Extrait de page:
Strasbourg est désormais à 1 h 45 de Paris grâce à l’arrivée du TGV est-européen. Une réorganisation des transports régionaux a ainsi été mise en place par les autorités organisatrices dès 2007, afin de relier les dessertes urbaines et périurbaines au TGV.
La région Grand Est se pose en carrefour de l’Europe. Son territoire est traversé par deux liaisons à grande vitesse (LGV): le TGV Rhin-Rhône (2011) et le TGV est-européen, construit en deux phases pour étaler les coûts. Le premier tronçon de 300 km reliant Vaires-sur-Marne (77) à Baudrecourt (57) est en service depuis le 10 juin 2007. Le second tronçon, long de 106 km, inauguré le 3 juillet 2016, met Strasbourg à 1 h 45 de Paris. Le transport quotidien régional est-il suffisamment interconnecté avec le Paris-Strasbourg? « Cette LGV, qui constitue l’ossature du réseau ferroviaire de cette nouvelle grande région, consolide son potentiel et améliore encore ses perspectives, commente Éric Vande Gehuchte, directeur du TGV est-européen. Le porte-à-porte est notre priorité. Nous nous focalisons notamment sur les correspondances TGV avec les grands axes TER. Comme le TER 200 qui parcourt la plaine d’Alsace. » Seul bémol: les aléas de production liés aux nombreux travaux de rénovation du réseau, qui obligent parfois la SNCF à adapter rapidement des horaires TGV sans laisser la possibilité aux TER et aux autorités organisatrices de complètement moduler leur offre pour garantir les correspondances.
La région Grand Est se place au deuxième rang en France pour le nombre de trains qui circulent: 1 676 par jour. Et avec la meilleure régularité: 96 % pour l’Alsace et 95 % pour la Champagne-Ardenne, quand la moyenne nationale se situe aux environs de 92 %. « La Région a déjà l’expérience du TGV, avec l’arrivée de la première phase en 2007 et le Rhin-Rhône en 2011 », explique David Valence, président de la commission transports au conseil régional Grand Est. Suite à la mise en service du deuxième tronçon, la Région a mis en place le cadencement de ses lignes TER. Une décision qui a permis d’ajouter 200 trains par jour depuis le 1er janvier 2017. « Nous poursuivons un double objectif: connecter les TER aux LGV et faire en sorte que les liaisons quotidiennes ne soient pas trop perturbées. »

Lignes de données:

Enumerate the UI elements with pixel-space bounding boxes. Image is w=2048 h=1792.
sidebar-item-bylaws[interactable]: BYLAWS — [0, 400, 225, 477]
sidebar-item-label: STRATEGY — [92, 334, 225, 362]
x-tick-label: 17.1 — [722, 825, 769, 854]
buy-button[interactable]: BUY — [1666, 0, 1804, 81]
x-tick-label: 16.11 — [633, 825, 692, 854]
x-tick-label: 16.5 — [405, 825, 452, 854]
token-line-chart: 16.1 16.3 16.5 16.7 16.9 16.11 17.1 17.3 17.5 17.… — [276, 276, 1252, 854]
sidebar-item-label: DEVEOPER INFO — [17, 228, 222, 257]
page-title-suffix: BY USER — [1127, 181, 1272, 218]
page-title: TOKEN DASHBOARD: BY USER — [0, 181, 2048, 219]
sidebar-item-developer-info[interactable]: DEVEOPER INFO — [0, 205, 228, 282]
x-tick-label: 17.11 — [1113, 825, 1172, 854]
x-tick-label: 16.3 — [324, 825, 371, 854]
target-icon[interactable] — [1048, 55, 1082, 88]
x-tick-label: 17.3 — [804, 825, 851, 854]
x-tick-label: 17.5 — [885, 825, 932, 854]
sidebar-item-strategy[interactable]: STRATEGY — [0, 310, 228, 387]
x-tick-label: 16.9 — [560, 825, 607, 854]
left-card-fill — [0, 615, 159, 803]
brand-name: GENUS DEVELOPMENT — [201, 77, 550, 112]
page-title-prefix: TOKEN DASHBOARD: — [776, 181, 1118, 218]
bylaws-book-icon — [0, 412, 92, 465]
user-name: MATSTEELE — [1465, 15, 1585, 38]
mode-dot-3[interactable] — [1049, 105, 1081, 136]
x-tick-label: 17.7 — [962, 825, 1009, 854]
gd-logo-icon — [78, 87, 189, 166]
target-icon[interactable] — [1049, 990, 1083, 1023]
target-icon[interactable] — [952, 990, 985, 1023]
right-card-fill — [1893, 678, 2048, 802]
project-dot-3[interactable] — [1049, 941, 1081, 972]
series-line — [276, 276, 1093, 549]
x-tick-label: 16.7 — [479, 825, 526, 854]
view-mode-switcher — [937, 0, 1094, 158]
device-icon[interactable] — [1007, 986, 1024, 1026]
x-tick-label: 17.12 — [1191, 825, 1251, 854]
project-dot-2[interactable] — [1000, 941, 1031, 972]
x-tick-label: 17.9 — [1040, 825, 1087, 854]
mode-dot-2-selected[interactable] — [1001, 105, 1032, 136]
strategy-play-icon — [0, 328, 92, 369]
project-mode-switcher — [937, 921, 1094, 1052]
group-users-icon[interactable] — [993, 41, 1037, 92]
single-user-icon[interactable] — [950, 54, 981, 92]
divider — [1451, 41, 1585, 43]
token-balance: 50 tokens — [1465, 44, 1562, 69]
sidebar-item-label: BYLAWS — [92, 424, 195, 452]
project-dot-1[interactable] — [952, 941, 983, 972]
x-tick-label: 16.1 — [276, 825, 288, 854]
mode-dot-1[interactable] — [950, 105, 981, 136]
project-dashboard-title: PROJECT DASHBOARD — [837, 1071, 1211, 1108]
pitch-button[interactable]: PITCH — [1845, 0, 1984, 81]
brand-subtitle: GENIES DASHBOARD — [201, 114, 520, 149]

Question courte: Pouvez-vous reprendre sous forme de liste le paragraphe du texte sur le TGV est-européen qui commence par « La région Grand Est se place au deuxième rang », en conservant ses faits principaux ?

Résultat final:
- La région Grand Est est deuxième en France pour le nombre de trains en circulation : 1 676 par jour.
- Elle affiche la meilleure régularité : 96 % en Alsace et 95 % en Champagne-Ardenne, contre environ 92 % en moyenne nationale.
- Selon David Valence, président de la commission transports au conseil régional, la Région connaît déjà le TGV : première phase en 2007, Rhin-Rhône en 2011.
- Après la mise en service du deuxième tronçon, la Région a cadencé ses lignes TER, ce qui a ajouté 200 trains par jour depuis le 1er janvier 2017.
- Double objectif : relier les TER aux LGV et limiter les perturbations des liaisons quotidiennes.